◆ RECORDS PROVIDED
○ ○ ○ ○ ○ ○ ○
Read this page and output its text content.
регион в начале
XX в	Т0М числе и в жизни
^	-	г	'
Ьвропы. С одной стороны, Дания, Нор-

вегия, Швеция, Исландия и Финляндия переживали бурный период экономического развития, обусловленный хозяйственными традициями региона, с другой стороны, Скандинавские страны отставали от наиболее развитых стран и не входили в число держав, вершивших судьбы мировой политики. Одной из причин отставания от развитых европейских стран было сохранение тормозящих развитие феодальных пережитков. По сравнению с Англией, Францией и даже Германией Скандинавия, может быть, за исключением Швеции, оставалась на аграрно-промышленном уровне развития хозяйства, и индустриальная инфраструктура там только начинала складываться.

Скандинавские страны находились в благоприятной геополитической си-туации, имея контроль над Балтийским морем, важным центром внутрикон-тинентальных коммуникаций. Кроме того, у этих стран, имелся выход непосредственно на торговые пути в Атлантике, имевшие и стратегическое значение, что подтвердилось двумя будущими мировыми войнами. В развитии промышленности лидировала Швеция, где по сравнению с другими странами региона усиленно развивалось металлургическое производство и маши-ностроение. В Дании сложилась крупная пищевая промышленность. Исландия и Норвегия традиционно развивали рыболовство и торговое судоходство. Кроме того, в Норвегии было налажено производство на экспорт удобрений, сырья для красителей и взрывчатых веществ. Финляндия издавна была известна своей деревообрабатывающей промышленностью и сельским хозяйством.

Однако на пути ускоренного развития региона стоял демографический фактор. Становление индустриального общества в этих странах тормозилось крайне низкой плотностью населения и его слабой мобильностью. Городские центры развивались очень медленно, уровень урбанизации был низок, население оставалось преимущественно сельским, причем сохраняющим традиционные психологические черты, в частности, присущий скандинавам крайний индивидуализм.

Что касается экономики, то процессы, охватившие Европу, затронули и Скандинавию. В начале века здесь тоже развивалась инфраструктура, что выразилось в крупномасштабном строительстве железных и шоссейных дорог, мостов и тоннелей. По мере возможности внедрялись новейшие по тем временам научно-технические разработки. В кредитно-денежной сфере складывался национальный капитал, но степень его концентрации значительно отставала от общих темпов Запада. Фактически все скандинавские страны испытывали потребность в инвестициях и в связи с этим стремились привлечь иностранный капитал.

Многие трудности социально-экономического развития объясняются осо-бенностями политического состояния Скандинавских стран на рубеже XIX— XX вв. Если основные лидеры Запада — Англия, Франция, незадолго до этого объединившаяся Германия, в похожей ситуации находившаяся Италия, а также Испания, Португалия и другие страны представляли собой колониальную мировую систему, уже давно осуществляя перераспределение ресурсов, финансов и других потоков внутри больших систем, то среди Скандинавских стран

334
○ ○ ○ ○ ○ ○ ○
◆ WHAT TO DO
Copy the records above exactly.

◆ EXERCISE ANSWER
Read this page and output its text content.
регион в начале
XX в	Т0М числе и в жизни
^	-	г	'
Ьвропы. С одной стороны, Дания, Нор-

вегия, Швеция, Исландия и Финляндия переживали бурный период экономического развития, обусловленный хозяйственными традициями региона, с другой стороны, Скандинавские страны отставали от наиболее развитых стран и не входили в число держав, вершивших судьбы мировой политики. Одной из причин отставания от развитых европейских стран было сохранение тормозящих развитие феодальных пережитков. По сравнению с Англией, Францией и даже Германией Скандинавия, может быть, за исключением Швеции, оставалась на аграрно-промышленном уровне развития хозяйства, и индустриальная инфраструктура там только начинала складываться.

Скандинавские страны находились в благоприятной геополитической си-туации, имея контроль над Балтийским морем, важным центром внутрикон-тинентальных коммуникаций. Кроме того, у этих стран, имелся выход непосредственно на торговые пути в Атлантике, имевшие и стратегическое значение, что подтвердилось двумя будущими мировыми войнами. В развитии промышленности лидировала Швеция, где по сравнению с другими странами региона усиленно развивалось металлургическое производство и маши-ностроение. В Дании сложилась крупная пищевая промышленность. Исландия и Норвегия традиционно развивали рыболовство и торговое судоходство. Кроме того, в Норвегии было налажено производство на экспорт удобрений, сырья для красителей и взрывчатых веществ. Финляндия издавна была известна своей деревообрабатывающей промышленностью и сельским хозяйством.

Однако на пути ускоренного развития региона стоял демографический фактор. Становление индустриального общества в этих странах тормозилось крайне низкой плотностью населения и его слабой мобильностью. Городские центры развивались очень медленно, уровень урбанизации был низок, население оставалось преимущественно сельским, причем сохраняющим традиционные психологические черты, в частности, присущий скандинавам крайний индивидуализм.

Что касается экономики, то процессы, охватившие Европу, затронули и Скандинавию. В начале века здесь тоже развивалась инфраструктура, что выразилось в крупномасштабном строительстве железных и шоссейных дорог, мостов и тоннелей. По мере возможности внедрялись новейшие по тем временам научно-технические разработки. В кредитно-денежной сфере складывался национальный капитал, но степень его концентрации значительно отставала от общих темпов Запада. Фактически все скандинавские страны испытывали потребность в инвестициях и в связи с этим стремились привлечь иностранный капитал.

Многие трудности социально-экономического развития объясняются осо-бенностями политического состояния Скандинавских стран на рубеже XIX— XX вв. Если основные лидеры Запада — Англия, Франция, незадолго до этого объединившаяся Германия, в похожей ситуации находившаяся Италия, а также Испания, Португалия и другие страны представляли собой колониальную мировую систему, уже давно осуществляя перераспределение ресурсов, финансов и других потоков внутри больших систем, то среди Скандинавских стран

334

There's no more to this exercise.